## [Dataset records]
::::::
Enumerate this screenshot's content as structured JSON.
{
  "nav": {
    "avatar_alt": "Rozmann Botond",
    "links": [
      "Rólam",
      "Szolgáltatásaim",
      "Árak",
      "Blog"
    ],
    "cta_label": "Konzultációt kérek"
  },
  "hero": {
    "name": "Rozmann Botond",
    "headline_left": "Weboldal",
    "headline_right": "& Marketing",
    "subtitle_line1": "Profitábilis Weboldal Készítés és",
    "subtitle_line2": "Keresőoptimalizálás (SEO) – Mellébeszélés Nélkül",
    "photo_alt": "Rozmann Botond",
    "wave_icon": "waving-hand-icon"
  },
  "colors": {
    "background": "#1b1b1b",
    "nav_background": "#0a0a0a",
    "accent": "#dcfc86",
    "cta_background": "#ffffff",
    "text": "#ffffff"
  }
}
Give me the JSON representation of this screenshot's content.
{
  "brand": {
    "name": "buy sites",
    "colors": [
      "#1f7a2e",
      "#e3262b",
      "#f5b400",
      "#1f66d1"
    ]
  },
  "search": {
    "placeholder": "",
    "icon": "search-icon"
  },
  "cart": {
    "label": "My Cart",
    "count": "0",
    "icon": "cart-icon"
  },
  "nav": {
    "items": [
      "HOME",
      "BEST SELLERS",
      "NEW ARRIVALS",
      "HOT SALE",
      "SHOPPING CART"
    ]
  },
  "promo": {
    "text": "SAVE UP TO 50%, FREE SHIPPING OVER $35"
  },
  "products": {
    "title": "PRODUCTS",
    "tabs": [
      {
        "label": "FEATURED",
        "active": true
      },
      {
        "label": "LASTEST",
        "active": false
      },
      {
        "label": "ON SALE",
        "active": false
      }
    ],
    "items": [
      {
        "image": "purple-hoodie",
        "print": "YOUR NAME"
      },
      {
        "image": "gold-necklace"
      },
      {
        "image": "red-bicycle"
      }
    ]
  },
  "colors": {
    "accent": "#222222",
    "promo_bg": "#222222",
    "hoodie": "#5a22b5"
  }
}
::::::
## [What needs to be done]
Return every record, word for word.

## [Exercise answer]
Enumerate this screenshot's content as structured JSON.
{
  "nav": {
    "avatar_alt": "Rozmann Botond",
    "links": [
      "Rólam",
      "Szolgáltatásaim",
      "Árak",
      "Blog"
    ],
    "cta_label": "Konzultációt kérek"
  },
  "hero": {
    "name": "Rozmann Botond",
    "headline_left": "Weboldal",
    "headline_right": "& Marketing",
    "subtitle_line1": "Profitábilis Weboldal Készítés és",
    "subtitle_line2": "Keresőoptimalizálás (SEO) – Mellébeszélés Nélkül",
    "photo_alt": "Rozmann Botond",
    "wave_icon": "waving-hand-icon"
  },
  "colors": {
    "background": "#1b1b1b",
    "nav_background": "#0a0a0a",
    "accent": "#dcfc86",
    "cta_background": "#ffffff",
    "text": "#ffffff"
  }
}
Give me the JSON representation of this screenshot's content.
{
  "brand": {
    "name": "buy sites",
    "colors": [
      "#1f7a2e",
      "#e3262b",
      "#f5b400",
      "#1f66d1"
    ]
  },
  "search": {
    "placeholder": "",
    "icon": "search-icon"
  },
  "cart": {
    "label": "My Cart",
    "count": "0",
    "icon": "cart-icon"
  },
  "nav": {
    "items": [
      "HOME",
      "BEST SELLERS",
      "NEW ARRIVALS",
      "HOT SALE",
      "SHOPPING CART"
    ]
  },
  "promo": {
    "text": "SAVE UP TO 50%, FREE SHIPPING OVER $35"
  },
  "products": {
    "title": "PRODUCTS",
    "tabs": [
      {
        "label": "FEATURED",
        "active": true
      },
      {
        "label": "LASTEST",
        "active": false
      },
      {
        "label": "ON SALE",
        "active": false
      }
    ],
    "items": [
      {
        "image": "purple-hoodie",
        "print": "YOUR NAME"
      },
      {
        "image": "gold-necklace"
      },
      {
        "image": "red-bicycle"
      }
    ]
  },
  "colors": {
    "accent": "#222222",
    "promo_bg": "#222222",
    "hoodie": "#5a22b5"
  }
}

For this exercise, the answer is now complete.